Фрагмент документа:
....
Сегодня среди моих выпускников есть те, кто воевал в Абхазии, служил в спецназе, преподает тактику рукопашного боя, участвовал в серьезных выступлениях по восточным единоборствам. Я особенно дорожу фотографией, которую мой выпускник прислал мне из десантной части, мы с ним поддерживаем отношения. Сам я, к сожалению, таким, как эти парни, не был, и я горжусь ими, тем, что многим из них пришлось испытать.
- Каких принципов в поэзии ты придерживаешься?
Постепенно я выработал для себя нечто вроде поэтики, которая проявляется в моих работах. Не хотел бы называть свой метод неоклассицизмом, хотя, на первый взгляд, эти черты могут броситься в глаза. Четкая рифма, ясность мысли и образность языка, а, главное, вера в то, что слово может быть значимым. Но при том, что классическое наследие - мой ежедневный преподавательский хлеб, - я сознательно избегаю любых игр с чужим материалом. Лучше тех, кто жил в то время и в тех обстоятельствах, мне не сказать. Вся так называемая "шестидесятническая" романтика походов и палаток, дальних странствий, юнкеров, лихих гусар, графов и их прекрасных дам мне глубоко чужда. Мой мир - ежедневно переполненный троллейбус, тени идущих на работу людей, неприглядные окраины большого города, тропинки в снегу, черные после зимы стволы тополей. Это сцена, где разворачивается главное действие моей жизни - борьба за осмысленность существования. Об этом я и пишу. Сильным стихотворением я считаю такое, которое сродни сконцентрированному удару в восточных единоборствах. Энергия - вот, что я стремлюсь найти в творчестве. Сгусток этой энергии способен пробить брешь в коре повседневности. Наполеон говорил: собрать все силы в одном месте и нанести сокрушительный удар - вот задача полководца. Но решить ту же задачу в поэзии невозможно, если пользоваться старыми размерами, рожденными в совсем другой жизни. Это заставляет меня все время искать, использовать различную длину строк, экспериментировать со строфой. Здесь никто не сделал больше Бродского. И хотя некоторые его вещи напоминают лабораторный эксперимент, это лучше, чем вялое течение традиционного стиха.
....
Предоставленный материал:
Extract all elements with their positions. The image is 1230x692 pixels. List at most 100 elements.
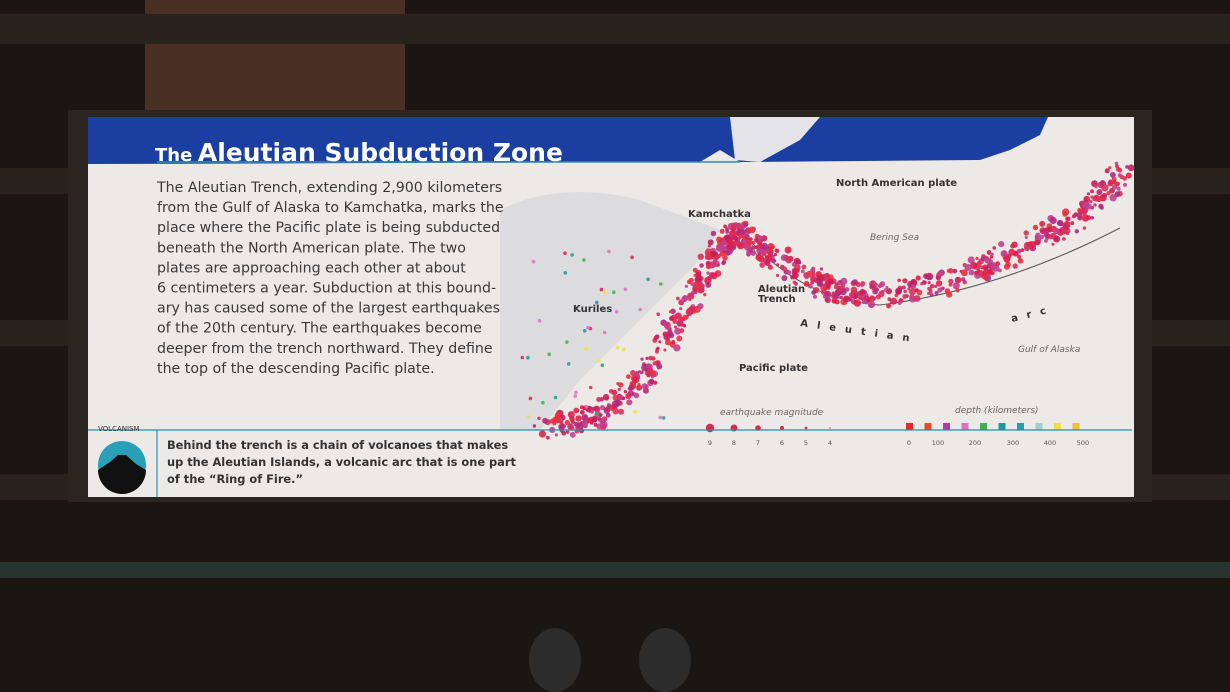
....
Задание A: С чем в отрывке интервью о поэзии сравнивается сильное стихотворение?
Задание B: Продолжите отрывок интервью о поэзии, начав сразу после его последнего предложения.

Ответ A: Со сконцентрированным ударом в восточных единоборствах.

Ответ B:
- Поэтические пристрастия?
Всегда испытываю неловкость, когда надо ответить на этот вопрос, пусть даже самому себе. А все из-за того, что я меня тянет классика, причем самая образцовая. На первом месте, конечно, Пушкин, в полном объеме, с письмами и прозой, а потом Лермонтов и Некрасов, Тютчев и Есенин, Блок и Бродский, сложные отношения с "серебряным веком", может быть, Ахматова, особенно тридцатых годов и поздний Мандельштам.
- А современная?
С современной поэзией у меня связано несколько воспоминаний. Как-то раз в конце восьмидесятых на уроке дал я ребятам сочинение по запомнившемуся им произведению. Один парень написал про поразившее меня стихотворение неизвестного мне автора. Стихотворение называлось "Грибоедовский вальс" и удивило глубиной и художественностью. Так я услышал имя Александра Башлачева. Позже, уже после смерти поэта, нашел в одной газете стихотворение "Хотел в Алма -Ату - приехал в Воркуту", - и снова удивление. Мне близка именно такая поэзия, а любимое стихотворение второй половины века - "На смерть Жукова" Бродского. К этому еще много отдельных стихотворений самых разных поэтов.
- А авангард?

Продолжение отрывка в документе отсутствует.